Scan the records below for lines with the word "vrijeme", then state how many you find and nothing else.

(Extracted data entries)
◆ ◆ ◆ ◆ ◆ ◆ ◆
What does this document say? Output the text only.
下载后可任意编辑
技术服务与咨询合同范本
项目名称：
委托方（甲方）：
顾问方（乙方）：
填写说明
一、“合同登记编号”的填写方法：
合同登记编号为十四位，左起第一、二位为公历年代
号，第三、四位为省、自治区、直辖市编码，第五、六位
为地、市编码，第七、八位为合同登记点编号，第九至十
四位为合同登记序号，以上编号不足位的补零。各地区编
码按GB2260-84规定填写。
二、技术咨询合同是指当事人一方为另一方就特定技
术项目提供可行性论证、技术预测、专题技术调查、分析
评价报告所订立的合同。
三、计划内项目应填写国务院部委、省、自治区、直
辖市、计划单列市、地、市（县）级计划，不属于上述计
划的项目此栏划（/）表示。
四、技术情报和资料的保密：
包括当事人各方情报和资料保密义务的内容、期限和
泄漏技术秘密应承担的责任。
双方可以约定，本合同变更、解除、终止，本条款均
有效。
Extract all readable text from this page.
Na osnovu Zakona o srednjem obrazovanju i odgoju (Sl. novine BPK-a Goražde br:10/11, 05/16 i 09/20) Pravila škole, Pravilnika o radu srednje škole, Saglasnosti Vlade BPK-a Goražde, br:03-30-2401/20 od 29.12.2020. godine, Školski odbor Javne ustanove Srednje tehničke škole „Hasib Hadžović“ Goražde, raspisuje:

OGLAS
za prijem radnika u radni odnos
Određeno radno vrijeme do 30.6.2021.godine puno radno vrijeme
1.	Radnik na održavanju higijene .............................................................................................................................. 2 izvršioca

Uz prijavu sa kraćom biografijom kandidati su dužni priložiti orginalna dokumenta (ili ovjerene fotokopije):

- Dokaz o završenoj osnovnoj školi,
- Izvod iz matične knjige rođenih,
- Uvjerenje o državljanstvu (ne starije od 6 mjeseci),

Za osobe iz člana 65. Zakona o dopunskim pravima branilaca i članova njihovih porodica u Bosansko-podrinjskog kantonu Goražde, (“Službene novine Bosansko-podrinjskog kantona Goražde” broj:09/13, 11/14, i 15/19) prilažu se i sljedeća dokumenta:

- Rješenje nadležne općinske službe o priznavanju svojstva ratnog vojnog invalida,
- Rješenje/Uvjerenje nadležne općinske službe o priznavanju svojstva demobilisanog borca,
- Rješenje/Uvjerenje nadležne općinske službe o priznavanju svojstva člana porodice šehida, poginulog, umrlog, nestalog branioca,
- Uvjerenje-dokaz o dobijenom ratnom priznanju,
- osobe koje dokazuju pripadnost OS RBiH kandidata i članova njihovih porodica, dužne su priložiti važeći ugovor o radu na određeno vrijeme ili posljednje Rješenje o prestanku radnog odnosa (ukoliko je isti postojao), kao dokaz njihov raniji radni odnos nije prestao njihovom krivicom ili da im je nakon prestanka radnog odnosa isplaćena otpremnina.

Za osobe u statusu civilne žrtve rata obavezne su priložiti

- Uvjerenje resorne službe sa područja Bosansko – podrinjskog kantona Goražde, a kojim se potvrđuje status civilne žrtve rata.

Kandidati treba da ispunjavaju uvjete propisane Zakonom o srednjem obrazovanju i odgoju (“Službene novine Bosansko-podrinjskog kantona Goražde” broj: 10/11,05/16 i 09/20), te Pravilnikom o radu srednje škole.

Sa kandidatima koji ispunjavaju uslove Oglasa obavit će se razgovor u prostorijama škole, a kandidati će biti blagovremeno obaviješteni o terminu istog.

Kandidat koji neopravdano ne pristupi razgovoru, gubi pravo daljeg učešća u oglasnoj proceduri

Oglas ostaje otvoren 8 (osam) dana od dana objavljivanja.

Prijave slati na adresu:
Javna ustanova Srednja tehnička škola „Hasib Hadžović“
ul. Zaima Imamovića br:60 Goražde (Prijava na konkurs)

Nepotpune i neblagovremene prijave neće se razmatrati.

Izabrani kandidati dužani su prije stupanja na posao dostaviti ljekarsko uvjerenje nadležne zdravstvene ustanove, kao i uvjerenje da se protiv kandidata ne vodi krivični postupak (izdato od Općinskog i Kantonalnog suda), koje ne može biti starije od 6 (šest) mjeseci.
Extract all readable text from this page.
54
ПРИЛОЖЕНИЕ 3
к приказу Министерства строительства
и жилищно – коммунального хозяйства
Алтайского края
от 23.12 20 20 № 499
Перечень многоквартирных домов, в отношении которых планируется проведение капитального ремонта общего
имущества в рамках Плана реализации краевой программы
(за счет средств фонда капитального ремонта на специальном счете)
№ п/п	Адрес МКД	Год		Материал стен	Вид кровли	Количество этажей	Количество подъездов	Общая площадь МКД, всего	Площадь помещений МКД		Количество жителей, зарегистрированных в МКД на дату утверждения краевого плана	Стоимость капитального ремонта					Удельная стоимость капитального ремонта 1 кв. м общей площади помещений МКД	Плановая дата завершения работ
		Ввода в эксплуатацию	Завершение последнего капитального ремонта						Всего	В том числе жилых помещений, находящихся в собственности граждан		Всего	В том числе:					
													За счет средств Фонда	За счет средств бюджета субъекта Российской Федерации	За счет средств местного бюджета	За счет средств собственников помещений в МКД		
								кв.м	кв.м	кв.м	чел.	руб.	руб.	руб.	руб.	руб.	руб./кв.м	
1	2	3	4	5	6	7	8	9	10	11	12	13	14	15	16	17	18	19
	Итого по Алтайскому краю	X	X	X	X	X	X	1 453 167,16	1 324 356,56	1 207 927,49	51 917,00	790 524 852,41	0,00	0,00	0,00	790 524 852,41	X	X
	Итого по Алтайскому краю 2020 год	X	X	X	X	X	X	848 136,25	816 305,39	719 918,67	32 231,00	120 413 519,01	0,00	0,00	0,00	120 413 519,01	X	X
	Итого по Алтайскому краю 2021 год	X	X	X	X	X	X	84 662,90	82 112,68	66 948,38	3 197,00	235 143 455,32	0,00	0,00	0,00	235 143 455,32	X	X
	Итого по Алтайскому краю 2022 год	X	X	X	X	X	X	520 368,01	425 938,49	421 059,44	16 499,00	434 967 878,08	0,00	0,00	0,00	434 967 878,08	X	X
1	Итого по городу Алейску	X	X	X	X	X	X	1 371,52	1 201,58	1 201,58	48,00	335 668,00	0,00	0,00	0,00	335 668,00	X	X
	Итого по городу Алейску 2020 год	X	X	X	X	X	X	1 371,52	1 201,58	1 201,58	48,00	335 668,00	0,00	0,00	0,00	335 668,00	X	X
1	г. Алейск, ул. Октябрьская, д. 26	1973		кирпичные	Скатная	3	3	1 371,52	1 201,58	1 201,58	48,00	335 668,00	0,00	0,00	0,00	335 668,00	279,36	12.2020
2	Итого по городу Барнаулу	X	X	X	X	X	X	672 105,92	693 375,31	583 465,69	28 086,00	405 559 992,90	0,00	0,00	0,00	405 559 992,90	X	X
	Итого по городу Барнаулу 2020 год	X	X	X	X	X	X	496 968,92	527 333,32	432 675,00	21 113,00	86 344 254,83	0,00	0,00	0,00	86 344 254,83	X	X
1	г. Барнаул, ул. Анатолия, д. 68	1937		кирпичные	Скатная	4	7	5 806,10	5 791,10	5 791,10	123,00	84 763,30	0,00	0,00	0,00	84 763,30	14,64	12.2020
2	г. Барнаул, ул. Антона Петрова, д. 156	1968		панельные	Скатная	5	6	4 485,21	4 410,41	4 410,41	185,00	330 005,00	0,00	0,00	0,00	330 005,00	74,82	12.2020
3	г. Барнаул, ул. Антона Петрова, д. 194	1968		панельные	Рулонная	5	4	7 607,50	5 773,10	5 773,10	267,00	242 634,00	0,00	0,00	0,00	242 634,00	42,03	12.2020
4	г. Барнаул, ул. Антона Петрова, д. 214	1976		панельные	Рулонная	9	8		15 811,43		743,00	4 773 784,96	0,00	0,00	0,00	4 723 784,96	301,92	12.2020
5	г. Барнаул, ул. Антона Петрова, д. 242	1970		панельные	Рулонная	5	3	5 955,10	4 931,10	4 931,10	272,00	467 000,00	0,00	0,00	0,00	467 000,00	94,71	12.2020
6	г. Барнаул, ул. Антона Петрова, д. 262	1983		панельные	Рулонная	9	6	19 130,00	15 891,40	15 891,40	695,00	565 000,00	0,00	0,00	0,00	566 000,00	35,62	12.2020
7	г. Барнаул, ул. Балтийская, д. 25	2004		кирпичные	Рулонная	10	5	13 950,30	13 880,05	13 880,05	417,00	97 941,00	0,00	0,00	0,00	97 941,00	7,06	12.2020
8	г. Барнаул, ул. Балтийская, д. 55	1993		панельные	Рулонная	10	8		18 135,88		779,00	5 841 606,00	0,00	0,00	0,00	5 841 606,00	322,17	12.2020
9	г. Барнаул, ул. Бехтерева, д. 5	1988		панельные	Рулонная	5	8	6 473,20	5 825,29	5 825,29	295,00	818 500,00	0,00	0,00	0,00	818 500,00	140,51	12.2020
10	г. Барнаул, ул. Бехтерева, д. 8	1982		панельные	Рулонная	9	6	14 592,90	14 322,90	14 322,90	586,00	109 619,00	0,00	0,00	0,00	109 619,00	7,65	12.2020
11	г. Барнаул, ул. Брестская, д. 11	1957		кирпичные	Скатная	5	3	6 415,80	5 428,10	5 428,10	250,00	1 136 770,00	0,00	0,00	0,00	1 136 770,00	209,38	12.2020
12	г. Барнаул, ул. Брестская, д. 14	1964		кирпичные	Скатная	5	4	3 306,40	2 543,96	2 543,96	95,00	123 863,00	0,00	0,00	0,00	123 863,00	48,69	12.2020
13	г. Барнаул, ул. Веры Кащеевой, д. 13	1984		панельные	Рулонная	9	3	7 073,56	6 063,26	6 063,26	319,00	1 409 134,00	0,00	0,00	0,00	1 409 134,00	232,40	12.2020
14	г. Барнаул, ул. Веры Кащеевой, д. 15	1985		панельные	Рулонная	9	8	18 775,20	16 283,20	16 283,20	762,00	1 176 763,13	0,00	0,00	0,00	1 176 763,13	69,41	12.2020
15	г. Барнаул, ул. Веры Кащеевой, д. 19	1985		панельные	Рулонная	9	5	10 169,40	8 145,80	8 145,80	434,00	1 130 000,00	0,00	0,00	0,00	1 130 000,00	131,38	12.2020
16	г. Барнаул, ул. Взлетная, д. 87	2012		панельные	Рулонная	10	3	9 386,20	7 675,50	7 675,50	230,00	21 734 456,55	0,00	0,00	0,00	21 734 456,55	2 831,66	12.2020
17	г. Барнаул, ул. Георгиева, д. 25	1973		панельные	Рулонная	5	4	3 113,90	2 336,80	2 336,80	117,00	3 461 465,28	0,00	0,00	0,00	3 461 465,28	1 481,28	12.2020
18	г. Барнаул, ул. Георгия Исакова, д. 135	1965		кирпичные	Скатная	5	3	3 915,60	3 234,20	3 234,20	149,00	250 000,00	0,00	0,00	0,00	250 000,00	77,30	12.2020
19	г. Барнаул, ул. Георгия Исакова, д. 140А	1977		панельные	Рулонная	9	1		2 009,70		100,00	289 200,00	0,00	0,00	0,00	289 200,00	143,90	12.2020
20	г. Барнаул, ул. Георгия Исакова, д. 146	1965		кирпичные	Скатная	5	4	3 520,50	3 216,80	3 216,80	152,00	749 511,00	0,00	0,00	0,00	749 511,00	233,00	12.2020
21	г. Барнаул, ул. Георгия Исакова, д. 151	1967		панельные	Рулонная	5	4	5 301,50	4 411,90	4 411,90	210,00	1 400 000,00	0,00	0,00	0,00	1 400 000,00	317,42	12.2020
◆ ◆ ◆ ◆ ◆ ◆ ◆
RESPONSE FOR THIS EXERCISE - 2